[Source records start]

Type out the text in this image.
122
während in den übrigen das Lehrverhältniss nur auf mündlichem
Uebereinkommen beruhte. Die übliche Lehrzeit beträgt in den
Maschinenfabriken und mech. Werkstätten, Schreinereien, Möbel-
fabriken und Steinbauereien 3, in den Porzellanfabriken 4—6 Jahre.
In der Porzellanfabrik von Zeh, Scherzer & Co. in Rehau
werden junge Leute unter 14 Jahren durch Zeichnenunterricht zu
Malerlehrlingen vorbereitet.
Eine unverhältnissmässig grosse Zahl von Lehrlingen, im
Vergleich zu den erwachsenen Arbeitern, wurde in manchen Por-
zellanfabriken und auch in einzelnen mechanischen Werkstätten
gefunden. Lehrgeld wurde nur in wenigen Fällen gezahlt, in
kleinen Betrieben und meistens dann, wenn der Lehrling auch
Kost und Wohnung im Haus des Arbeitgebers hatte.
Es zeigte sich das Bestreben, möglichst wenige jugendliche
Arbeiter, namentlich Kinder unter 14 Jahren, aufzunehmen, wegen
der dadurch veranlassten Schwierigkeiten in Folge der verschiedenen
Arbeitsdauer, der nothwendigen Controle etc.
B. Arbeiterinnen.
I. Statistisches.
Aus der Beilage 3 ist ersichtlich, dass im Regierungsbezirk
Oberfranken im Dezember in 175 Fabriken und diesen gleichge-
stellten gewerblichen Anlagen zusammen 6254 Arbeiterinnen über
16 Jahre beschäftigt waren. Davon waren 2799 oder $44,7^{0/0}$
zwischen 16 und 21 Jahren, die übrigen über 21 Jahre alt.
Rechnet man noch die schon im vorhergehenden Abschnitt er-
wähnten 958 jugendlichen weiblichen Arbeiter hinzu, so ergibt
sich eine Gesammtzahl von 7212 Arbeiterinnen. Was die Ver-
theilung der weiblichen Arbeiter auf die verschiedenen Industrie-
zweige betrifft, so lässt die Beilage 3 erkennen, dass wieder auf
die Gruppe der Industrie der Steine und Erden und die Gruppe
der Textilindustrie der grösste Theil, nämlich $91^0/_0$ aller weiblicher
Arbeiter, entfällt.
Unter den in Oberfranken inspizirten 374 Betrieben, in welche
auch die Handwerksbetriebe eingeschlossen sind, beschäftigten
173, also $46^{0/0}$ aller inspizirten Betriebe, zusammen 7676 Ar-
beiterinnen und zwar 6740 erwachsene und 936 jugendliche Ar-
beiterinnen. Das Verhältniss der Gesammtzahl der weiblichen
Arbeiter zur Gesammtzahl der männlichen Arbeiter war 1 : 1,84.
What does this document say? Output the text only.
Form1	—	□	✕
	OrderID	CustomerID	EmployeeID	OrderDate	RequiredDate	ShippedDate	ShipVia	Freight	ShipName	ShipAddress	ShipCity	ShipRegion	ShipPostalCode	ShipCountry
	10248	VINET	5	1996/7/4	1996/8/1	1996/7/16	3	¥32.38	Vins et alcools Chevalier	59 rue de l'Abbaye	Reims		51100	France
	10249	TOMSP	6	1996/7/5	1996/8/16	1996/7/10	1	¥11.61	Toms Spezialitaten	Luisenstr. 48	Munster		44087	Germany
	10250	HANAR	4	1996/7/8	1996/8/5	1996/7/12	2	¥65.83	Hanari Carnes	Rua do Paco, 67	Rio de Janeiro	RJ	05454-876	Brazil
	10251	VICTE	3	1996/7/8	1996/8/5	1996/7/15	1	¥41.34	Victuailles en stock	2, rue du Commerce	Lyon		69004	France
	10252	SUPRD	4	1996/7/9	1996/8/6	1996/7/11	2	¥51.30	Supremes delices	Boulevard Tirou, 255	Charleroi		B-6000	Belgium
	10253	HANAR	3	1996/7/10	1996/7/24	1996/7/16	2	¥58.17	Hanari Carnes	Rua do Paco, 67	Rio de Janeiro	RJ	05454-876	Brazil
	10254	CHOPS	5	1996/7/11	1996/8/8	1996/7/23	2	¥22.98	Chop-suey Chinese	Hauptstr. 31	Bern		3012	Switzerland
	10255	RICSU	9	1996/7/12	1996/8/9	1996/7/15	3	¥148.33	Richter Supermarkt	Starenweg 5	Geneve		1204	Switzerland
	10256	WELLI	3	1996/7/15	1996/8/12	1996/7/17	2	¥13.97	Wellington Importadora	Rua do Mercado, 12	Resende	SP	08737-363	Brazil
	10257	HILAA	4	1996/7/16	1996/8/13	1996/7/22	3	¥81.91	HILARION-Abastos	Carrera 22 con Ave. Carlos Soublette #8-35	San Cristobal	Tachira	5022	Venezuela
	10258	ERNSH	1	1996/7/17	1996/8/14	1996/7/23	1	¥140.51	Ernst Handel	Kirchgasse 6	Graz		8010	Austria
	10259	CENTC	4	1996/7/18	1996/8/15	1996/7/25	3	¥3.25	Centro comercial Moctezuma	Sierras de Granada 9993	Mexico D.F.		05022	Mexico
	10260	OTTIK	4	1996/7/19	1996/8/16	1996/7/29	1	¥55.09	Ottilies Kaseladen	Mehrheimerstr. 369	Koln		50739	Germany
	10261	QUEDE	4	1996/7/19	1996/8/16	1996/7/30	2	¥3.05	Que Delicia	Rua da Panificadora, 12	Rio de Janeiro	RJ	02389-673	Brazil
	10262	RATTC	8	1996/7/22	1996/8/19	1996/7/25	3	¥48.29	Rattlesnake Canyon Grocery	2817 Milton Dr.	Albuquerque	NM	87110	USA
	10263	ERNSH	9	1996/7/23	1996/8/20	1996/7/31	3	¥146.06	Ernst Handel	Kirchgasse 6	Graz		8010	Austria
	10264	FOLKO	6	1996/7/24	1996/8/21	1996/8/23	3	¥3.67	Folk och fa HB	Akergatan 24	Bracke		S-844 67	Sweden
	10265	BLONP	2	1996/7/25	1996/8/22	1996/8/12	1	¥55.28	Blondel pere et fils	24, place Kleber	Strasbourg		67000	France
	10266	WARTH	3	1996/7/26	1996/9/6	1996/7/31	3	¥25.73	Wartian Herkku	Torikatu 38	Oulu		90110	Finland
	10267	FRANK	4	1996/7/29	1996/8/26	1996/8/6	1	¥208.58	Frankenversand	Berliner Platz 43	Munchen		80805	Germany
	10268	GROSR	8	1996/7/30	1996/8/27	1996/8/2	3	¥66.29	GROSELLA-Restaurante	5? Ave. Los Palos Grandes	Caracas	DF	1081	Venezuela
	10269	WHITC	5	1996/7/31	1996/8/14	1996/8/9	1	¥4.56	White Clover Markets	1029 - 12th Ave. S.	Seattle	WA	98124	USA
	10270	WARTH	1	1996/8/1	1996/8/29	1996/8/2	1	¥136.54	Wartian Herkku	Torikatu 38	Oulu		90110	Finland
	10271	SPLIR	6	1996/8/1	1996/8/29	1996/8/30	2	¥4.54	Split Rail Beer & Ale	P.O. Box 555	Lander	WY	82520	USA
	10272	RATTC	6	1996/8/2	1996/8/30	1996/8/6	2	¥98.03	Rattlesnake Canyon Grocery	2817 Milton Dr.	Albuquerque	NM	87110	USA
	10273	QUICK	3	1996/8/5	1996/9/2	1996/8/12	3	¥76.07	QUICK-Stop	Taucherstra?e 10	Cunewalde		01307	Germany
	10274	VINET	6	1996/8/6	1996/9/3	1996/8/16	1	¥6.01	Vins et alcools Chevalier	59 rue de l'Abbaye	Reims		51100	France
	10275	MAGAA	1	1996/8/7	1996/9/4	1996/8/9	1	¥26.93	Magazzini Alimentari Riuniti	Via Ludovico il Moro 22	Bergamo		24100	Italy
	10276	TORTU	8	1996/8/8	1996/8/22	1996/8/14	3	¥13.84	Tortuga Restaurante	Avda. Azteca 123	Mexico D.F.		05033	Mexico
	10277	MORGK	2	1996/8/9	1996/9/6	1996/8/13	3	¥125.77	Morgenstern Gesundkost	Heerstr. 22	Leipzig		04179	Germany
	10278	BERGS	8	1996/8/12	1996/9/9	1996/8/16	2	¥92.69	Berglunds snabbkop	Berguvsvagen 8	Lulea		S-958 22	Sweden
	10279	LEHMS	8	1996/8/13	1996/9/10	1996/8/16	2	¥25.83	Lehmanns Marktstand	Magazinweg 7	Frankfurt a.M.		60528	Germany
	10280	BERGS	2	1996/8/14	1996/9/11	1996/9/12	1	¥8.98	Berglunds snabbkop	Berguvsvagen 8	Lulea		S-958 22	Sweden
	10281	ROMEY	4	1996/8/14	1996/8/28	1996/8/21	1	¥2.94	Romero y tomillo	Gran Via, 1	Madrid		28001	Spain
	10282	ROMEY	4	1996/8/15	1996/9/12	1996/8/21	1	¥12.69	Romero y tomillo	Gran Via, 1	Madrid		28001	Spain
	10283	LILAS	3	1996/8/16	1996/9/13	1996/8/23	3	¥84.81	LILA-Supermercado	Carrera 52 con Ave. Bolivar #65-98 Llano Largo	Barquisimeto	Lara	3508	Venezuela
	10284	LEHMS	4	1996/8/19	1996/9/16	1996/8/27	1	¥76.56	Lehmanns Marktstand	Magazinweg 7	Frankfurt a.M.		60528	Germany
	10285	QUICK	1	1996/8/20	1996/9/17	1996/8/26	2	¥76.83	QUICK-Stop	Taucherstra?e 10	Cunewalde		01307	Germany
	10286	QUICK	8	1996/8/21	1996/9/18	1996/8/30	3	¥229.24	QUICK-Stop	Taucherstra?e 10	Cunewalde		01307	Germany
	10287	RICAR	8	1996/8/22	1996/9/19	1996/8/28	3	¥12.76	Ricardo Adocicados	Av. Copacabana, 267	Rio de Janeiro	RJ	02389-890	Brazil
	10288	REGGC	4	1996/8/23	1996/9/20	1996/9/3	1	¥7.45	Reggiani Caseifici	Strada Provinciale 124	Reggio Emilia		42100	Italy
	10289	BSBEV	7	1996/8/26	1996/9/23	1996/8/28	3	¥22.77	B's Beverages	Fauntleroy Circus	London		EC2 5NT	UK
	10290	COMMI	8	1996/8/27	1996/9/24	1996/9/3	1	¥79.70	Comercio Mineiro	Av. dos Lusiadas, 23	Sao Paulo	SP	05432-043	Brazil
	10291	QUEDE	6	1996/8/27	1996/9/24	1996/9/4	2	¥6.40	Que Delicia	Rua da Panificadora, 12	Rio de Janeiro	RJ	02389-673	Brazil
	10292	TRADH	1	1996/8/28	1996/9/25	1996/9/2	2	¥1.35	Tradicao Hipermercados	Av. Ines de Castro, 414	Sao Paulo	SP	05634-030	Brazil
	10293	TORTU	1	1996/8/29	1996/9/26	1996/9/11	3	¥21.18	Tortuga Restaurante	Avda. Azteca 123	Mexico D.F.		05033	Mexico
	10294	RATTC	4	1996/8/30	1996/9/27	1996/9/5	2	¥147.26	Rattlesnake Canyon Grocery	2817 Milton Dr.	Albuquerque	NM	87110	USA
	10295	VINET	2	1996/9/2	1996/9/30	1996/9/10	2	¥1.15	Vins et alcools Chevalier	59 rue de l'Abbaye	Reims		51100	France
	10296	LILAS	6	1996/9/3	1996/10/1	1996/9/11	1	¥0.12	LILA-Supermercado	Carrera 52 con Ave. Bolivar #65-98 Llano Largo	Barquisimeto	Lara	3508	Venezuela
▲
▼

[Source records end]

## Task to carry out:
Copy each line of the data above that holds "Carrera".

## Solution to the problem:
	10257	HILAA	4	1996/7/16	1996/8/13	1996/7/22	3	¥81.91	HILARION-Abastos	Carrera 22 con Ave. Carlos Soublette #8-35	San Cristobal	Tachira	5022	Venezuela
	10283	LILAS	3	1996/8/16	1996/9/13	1996/8/23	3	¥84.81	LILA-Supermercado	Carrera 52 con Ave. Bolivar #65-98 Llano Largo	Barquisimeto	Lara	3508	Venezuela
	10296	LILAS	6	1996/9/3	1996/10/1	1996/9/11	1	¥0.12	LILA-Supermercado	Carrera 52 con Ave. Bolivar #65-98 Llano Largo	Barquisimeto	Lara	3508	Venezuela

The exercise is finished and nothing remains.